Task
Search the records below for the word "至少应选" and show every line where it occurs.

Information shown
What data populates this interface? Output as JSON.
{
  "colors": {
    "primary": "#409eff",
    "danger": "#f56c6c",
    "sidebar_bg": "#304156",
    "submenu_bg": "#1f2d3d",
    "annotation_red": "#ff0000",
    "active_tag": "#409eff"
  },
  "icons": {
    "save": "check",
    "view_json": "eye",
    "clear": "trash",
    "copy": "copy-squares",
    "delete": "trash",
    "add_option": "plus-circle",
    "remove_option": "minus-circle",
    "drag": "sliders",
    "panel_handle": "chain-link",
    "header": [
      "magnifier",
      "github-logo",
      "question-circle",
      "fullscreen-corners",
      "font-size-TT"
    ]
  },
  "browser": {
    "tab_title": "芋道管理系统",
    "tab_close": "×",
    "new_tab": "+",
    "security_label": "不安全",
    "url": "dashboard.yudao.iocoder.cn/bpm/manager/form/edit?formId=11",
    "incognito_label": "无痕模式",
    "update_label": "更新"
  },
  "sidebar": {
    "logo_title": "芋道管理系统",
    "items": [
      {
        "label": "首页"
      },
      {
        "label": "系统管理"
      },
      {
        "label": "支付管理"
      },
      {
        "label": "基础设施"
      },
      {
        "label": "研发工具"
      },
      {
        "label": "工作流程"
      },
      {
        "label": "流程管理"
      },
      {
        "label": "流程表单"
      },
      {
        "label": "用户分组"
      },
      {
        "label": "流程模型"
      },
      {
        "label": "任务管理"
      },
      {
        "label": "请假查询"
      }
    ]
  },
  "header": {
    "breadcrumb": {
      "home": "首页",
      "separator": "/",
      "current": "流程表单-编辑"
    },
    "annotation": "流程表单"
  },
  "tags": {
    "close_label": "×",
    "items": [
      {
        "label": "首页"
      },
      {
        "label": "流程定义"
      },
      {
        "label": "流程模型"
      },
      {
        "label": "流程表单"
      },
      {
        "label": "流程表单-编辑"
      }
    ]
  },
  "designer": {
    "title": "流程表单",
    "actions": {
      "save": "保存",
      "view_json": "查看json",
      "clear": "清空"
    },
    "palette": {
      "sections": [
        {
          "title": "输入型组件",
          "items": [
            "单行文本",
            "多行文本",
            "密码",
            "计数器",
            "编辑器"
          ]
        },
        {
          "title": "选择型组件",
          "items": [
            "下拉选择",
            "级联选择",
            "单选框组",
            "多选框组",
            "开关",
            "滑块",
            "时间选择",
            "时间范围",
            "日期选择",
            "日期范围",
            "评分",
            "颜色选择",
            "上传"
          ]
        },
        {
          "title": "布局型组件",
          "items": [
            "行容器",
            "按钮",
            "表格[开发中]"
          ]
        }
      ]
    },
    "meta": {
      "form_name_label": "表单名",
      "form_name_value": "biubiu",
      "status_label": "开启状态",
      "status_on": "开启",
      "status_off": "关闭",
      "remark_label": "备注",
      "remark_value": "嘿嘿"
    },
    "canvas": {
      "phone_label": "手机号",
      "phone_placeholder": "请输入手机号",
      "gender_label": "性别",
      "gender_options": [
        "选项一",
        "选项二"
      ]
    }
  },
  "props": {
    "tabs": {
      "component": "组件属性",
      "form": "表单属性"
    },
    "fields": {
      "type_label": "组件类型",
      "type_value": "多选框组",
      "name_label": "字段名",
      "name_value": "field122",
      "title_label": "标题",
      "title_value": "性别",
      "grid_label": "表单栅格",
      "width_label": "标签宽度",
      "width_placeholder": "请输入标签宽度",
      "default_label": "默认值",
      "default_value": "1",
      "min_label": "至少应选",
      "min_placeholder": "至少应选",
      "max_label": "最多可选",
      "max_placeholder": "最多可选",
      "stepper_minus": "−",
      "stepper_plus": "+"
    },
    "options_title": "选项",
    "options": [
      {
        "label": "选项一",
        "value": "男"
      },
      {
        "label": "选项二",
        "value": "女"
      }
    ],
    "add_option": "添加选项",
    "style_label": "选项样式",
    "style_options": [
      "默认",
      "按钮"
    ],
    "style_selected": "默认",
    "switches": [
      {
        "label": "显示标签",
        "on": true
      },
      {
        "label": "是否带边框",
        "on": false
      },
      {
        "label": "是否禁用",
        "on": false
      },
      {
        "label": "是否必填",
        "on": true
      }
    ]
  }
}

Result of this task
      "min_label": "至少应选",
      "min_placeholder": "至少应选",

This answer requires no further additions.